══ EXERCISE MATERIAL ══

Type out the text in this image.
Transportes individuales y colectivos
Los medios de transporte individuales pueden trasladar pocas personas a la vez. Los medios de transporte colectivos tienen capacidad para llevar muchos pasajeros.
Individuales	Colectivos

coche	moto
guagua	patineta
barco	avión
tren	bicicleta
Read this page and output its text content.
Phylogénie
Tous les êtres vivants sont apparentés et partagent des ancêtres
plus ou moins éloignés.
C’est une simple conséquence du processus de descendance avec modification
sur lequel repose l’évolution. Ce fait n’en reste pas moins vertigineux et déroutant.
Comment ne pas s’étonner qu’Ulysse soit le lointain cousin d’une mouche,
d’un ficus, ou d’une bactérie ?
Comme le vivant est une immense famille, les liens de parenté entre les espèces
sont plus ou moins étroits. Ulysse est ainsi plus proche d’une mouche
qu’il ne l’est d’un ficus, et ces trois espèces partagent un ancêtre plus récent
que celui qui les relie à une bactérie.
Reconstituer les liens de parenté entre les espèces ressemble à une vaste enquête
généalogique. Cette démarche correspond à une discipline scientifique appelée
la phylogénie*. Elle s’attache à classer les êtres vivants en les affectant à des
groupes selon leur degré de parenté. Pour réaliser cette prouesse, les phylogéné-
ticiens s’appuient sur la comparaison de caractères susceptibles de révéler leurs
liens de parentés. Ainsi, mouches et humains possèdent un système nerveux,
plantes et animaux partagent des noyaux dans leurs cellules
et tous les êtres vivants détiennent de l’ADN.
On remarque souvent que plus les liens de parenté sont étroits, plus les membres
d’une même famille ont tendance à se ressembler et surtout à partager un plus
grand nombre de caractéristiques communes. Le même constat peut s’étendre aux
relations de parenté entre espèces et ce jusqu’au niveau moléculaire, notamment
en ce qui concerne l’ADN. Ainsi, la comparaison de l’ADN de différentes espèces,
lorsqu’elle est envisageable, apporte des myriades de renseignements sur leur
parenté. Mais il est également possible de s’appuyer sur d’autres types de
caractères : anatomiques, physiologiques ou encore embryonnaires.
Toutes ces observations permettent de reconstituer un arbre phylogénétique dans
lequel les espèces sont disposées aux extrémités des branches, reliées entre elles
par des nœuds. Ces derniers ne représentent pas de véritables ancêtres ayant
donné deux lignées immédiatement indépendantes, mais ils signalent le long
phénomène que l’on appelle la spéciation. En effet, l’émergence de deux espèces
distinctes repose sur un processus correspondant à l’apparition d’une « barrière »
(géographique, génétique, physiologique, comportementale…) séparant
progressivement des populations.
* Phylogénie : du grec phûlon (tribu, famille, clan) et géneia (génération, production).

═══

◆ **TASK DESCRIPTION**: Reproduce all of the entries word for word.

◆ **FINAL ANSWER**:
Type out the text in this image.
Transportes individuales y colectivos
Los medios de transporte individuales pueden trasladar pocas personas a la vez. Los medios de transporte colectivos tienen capacidad para llevar muchos pasajeros.
Individuales	Colectivos

coche	moto
guagua	patineta
barco	avión
tren	bicicleta
Read this page and output its text content.
Phylogénie
Tous les êtres vivants sont apparentés et partagent des ancêtres
plus ou moins éloignés.
C’est une simple conséquence du processus de descendance avec modification
sur lequel repose l’évolution. Ce fait n’en reste pas moins vertigineux et déroutant.
Comment ne pas s’étonner qu’Ulysse soit le lointain cousin d’une mouche,
d’un ficus, ou d’une bactérie ?
Comme le vivant est une immense famille, les liens de parenté entre les espèces
sont plus ou moins étroits. Ulysse est ainsi plus proche d’une mouche
qu’il ne l’est d’un ficus, et ces trois espèces partagent un ancêtre plus récent
que celui qui les relie à une bactérie.
Reconstituer les liens de parenté entre les espèces ressemble à une vaste enquête
généalogique. Cette démarche correspond à une discipline scientifique appelée
la phylogénie*. Elle s’attache à classer les êtres vivants en les affectant à des
groupes selon leur degré de parenté. Pour réaliser cette prouesse, les phylogéné-
ticiens s’appuient sur la comparaison de caractères susceptibles de révéler leurs
liens de parentés. Ainsi, mouches et humains possèdent un système nerveux,
plantes et animaux partagent des noyaux dans leurs cellules
et tous les êtres vivants détiennent de l’ADN.
On remarque souvent que plus les liens de parenté sont étroits, plus les membres
d’une même famille ont tendance à se ressembler et surtout à partager un plus
grand nombre de caractéristiques communes. Le même constat peut s’étendre aux
relations de parenté entre espèces et ce jusqu’au niveau moléculaire, notamment
en ce qui concerne l’ADN. Ainsi, la comparaison de l’ADN de différentes espèces,
lorsqu’elle est envisageable, apporte des myriades de renseignements sur leur
parenté. Mais il est également possible de s’appuyer sur d’autres types de
caractères : anatomiques, physiologiques ou encore embryonnaires.
Toutes ces observations permettent de reconstituer un arbre phylogénétique dans
lequel les espèces sont disposées aux extrémités des branches, reliées entre elles
par des nœuds. Ces derniers ne représentent pas de véritables ancêtres ayant
donné deux lignées immédiatement indépendantes, mais ils signalent le long
phénomène que l’on appelle la spéciation. En effet, l’émergence de deux espèces
distinctes repose sur un processus correspondant à l’apparition d’une « barrière »
(géographique, génétique, physiologique, comportementale…) séparant
progressivement des populations.
* Phylogénie : du grec phûlon (tribu, famille, clan) et géneia (génération, production).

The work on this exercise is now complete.